- **DO THIS**: Give the number of lines that contain the string "start", and nothing else.

- **THE DATA**:
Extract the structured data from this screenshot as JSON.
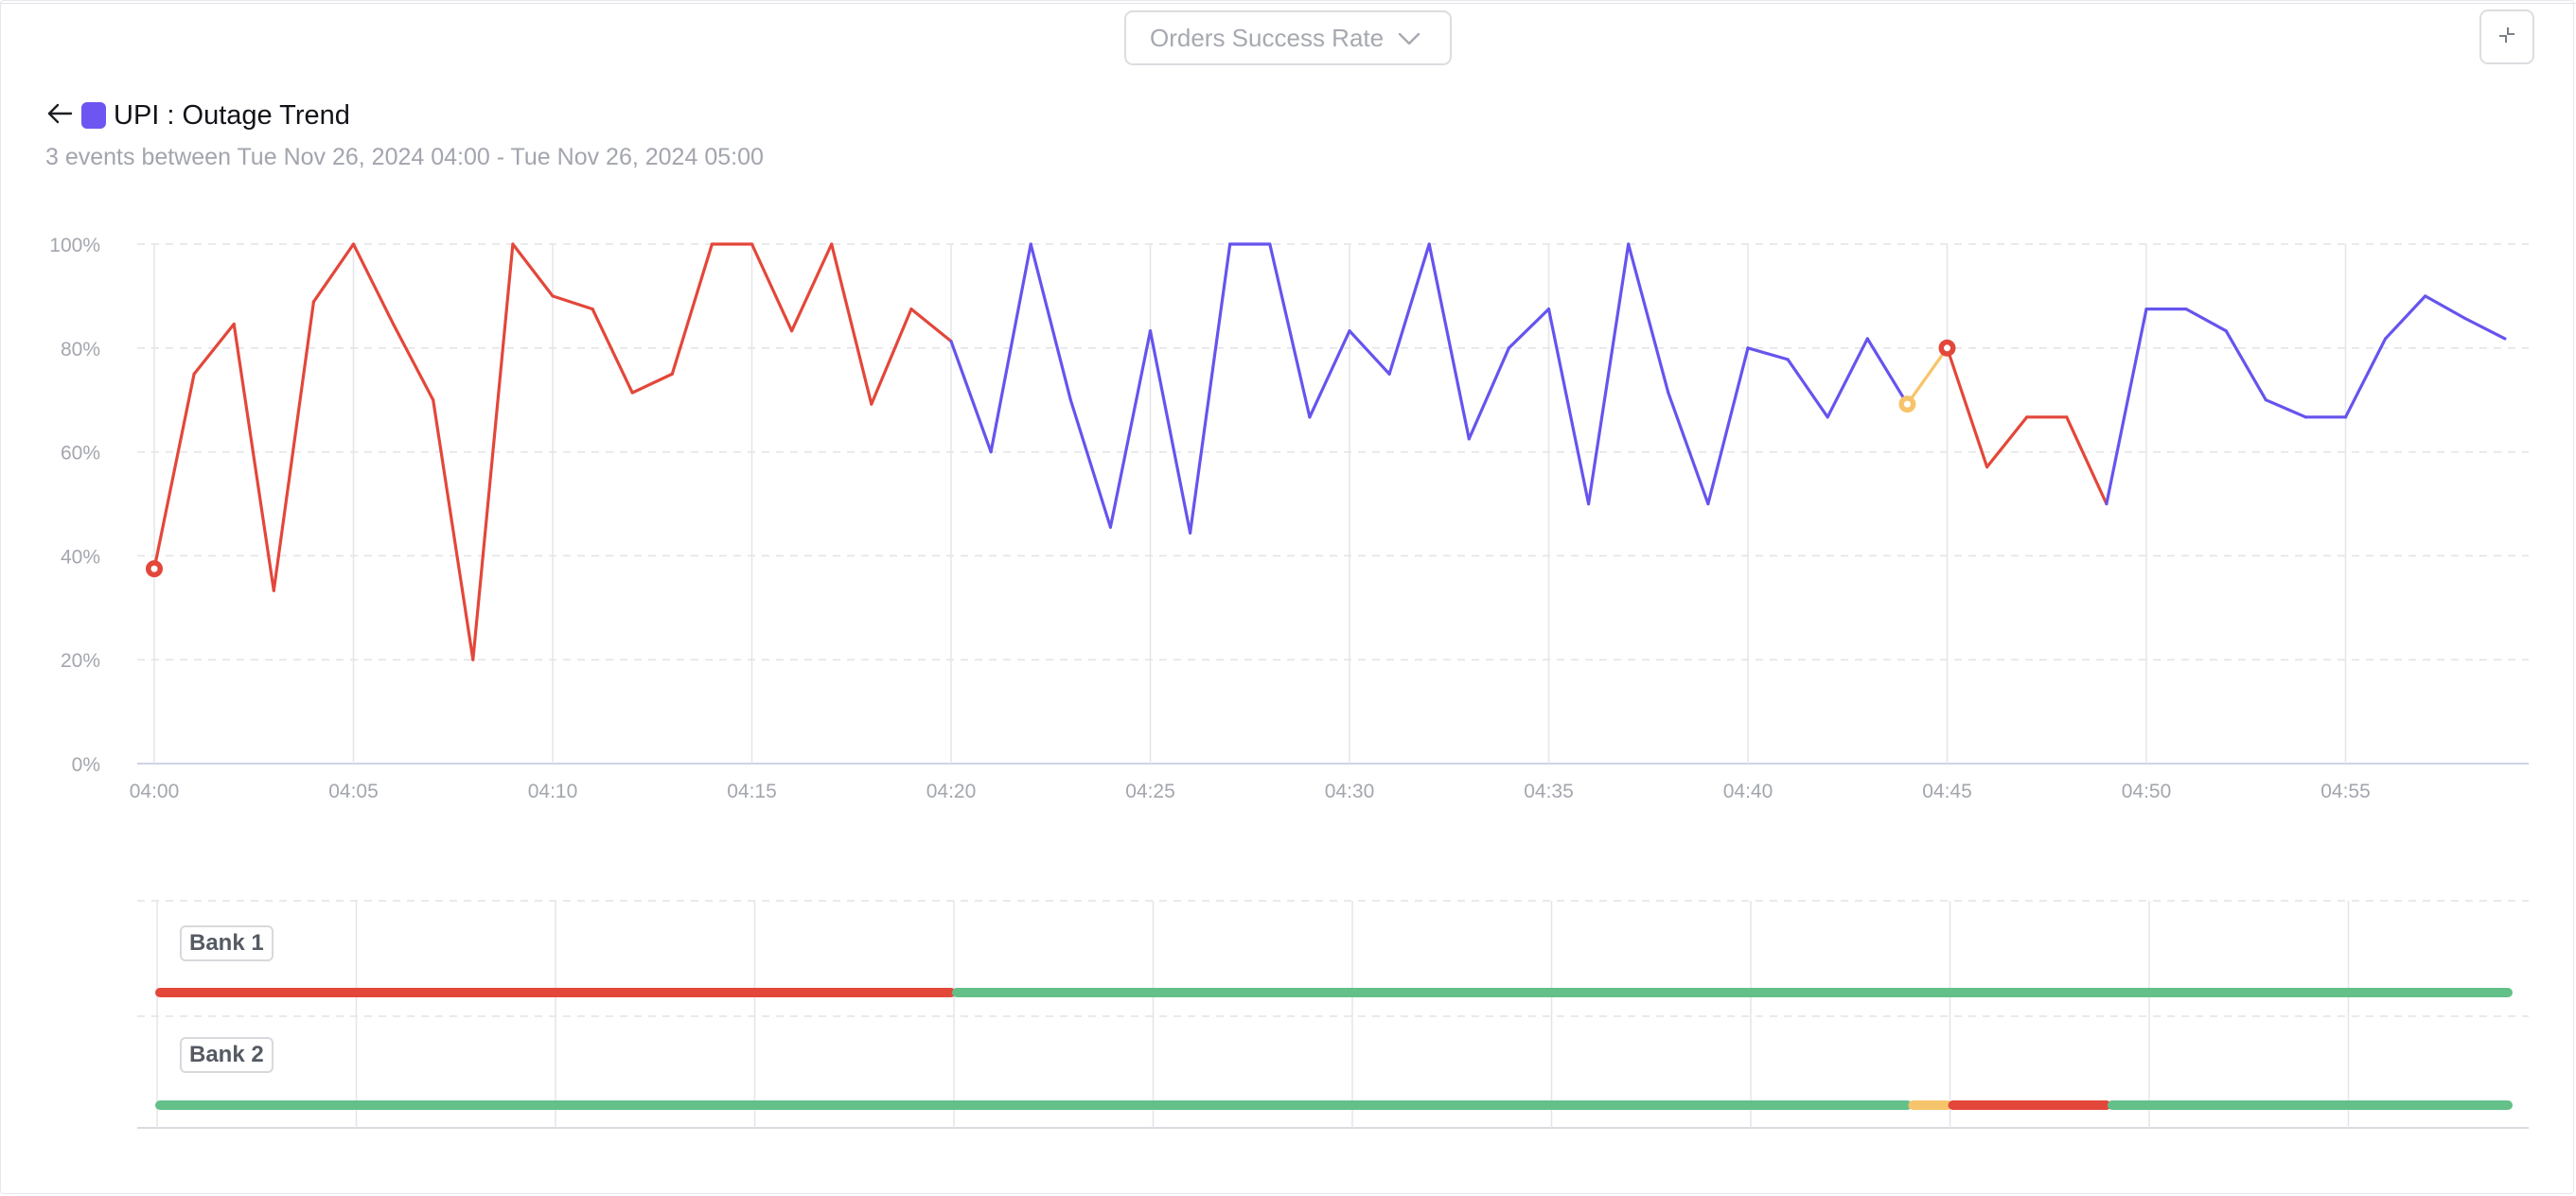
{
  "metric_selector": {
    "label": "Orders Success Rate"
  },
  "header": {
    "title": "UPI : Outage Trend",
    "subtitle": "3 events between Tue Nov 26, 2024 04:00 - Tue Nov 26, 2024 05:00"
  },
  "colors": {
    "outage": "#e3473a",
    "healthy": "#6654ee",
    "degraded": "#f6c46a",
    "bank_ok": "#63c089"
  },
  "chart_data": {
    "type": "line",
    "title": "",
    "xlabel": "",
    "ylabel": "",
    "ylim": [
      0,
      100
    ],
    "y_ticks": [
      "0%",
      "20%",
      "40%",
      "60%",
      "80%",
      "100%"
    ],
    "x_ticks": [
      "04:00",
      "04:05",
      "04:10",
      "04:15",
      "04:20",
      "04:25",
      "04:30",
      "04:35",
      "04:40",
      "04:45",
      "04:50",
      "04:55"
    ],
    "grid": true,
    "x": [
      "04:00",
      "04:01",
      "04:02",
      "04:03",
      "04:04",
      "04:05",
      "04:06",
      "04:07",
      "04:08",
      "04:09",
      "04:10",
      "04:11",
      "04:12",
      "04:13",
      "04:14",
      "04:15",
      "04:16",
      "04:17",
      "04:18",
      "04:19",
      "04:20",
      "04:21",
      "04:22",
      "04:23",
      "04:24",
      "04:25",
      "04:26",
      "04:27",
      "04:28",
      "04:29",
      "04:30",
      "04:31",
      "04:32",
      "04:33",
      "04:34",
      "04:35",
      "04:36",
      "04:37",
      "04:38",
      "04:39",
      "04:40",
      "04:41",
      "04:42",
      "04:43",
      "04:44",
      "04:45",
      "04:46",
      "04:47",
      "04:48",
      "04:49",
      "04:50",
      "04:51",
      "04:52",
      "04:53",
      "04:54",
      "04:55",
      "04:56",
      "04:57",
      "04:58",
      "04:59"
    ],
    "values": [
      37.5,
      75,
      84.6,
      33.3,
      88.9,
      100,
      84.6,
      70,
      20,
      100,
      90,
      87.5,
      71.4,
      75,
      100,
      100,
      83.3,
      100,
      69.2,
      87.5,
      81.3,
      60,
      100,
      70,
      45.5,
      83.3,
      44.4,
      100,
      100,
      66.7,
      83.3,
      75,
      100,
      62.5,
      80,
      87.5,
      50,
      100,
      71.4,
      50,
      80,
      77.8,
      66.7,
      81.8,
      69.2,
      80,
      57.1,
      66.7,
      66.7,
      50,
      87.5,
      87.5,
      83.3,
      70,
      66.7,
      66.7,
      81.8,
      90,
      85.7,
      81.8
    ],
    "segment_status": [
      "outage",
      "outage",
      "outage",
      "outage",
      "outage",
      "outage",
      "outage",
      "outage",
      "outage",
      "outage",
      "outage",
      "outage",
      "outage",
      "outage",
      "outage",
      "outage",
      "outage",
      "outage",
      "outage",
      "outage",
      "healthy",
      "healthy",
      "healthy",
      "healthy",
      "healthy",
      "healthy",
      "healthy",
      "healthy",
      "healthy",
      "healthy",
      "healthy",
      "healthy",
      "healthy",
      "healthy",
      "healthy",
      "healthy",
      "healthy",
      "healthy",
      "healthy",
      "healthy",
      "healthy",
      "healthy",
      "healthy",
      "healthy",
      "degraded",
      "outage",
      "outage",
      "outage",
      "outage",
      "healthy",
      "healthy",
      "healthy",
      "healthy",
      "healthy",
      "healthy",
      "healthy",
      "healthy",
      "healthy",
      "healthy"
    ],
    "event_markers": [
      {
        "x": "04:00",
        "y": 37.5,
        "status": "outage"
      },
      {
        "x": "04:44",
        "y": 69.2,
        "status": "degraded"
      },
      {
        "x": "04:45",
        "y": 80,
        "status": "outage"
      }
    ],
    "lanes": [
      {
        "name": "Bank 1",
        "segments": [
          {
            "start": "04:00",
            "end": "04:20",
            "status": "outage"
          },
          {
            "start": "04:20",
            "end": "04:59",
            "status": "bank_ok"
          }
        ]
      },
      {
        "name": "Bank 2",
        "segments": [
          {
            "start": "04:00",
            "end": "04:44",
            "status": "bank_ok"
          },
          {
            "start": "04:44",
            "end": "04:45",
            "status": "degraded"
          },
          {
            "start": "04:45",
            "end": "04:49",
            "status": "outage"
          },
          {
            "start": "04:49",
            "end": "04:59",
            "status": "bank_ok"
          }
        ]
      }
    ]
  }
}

- **OUTPUT**: 6